*Goal*. Where does the string "وقال" appear? Copy every line of the entries below that holds it.

>> Start Data shown

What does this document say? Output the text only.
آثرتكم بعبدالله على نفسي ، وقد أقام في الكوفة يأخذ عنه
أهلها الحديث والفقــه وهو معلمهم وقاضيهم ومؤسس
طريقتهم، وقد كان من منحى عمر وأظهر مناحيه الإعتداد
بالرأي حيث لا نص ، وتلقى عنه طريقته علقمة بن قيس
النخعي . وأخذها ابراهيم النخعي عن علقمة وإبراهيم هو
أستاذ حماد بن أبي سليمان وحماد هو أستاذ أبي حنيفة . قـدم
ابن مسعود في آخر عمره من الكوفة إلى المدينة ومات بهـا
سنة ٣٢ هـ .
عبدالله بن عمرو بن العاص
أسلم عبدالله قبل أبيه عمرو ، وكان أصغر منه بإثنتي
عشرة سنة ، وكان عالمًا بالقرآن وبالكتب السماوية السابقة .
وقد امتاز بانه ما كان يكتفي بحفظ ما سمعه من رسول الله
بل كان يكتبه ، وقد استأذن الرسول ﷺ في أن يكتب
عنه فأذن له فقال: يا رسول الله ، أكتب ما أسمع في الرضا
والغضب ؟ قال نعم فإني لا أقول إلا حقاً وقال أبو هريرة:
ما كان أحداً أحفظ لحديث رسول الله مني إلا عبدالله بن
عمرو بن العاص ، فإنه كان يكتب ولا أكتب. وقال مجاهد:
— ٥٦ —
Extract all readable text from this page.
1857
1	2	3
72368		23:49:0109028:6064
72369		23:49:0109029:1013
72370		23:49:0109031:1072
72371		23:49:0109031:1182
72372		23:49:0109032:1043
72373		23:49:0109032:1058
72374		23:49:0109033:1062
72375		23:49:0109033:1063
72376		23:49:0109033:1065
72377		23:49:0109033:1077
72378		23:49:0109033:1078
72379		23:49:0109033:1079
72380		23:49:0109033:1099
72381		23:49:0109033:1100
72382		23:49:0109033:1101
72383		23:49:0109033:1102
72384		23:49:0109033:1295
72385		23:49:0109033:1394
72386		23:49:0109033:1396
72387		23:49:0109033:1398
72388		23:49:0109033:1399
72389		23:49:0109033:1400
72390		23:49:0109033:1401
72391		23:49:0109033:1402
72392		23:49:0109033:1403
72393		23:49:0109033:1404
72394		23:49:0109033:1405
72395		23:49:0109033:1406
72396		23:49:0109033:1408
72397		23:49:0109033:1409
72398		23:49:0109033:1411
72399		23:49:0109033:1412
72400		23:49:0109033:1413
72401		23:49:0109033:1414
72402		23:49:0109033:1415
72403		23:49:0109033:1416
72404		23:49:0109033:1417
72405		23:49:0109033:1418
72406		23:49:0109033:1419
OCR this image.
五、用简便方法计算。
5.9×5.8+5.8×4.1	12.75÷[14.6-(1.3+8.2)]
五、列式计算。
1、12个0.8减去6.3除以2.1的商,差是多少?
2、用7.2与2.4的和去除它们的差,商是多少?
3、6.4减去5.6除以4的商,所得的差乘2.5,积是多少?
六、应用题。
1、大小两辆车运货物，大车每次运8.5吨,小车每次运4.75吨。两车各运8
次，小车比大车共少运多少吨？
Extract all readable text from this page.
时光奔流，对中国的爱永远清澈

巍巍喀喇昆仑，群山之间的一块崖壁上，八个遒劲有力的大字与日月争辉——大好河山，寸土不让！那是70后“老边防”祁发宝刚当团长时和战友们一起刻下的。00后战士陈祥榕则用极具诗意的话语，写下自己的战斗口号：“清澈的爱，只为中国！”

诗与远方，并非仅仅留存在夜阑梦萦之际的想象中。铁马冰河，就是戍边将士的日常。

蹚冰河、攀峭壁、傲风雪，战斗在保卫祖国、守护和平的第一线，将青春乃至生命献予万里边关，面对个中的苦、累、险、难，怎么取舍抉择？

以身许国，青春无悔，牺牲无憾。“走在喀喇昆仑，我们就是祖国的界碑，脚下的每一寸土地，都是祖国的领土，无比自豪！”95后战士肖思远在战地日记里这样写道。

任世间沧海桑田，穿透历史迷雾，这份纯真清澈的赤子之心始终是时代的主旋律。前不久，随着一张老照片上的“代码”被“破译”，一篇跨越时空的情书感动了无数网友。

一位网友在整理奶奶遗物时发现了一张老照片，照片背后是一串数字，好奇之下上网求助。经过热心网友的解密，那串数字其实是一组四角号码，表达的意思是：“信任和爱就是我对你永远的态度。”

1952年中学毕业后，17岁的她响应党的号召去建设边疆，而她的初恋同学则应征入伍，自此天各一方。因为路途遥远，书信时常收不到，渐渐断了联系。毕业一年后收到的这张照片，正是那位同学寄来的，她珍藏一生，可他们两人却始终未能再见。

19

>> End Data shown

*Output*.
والغضب ؟ قال نعم فإني لا أقول إلا حقاً وقال أبو هريرة:
عمرو بن العاص ، فإنه كان يكتب ولا أكتب. وقال مجاهد:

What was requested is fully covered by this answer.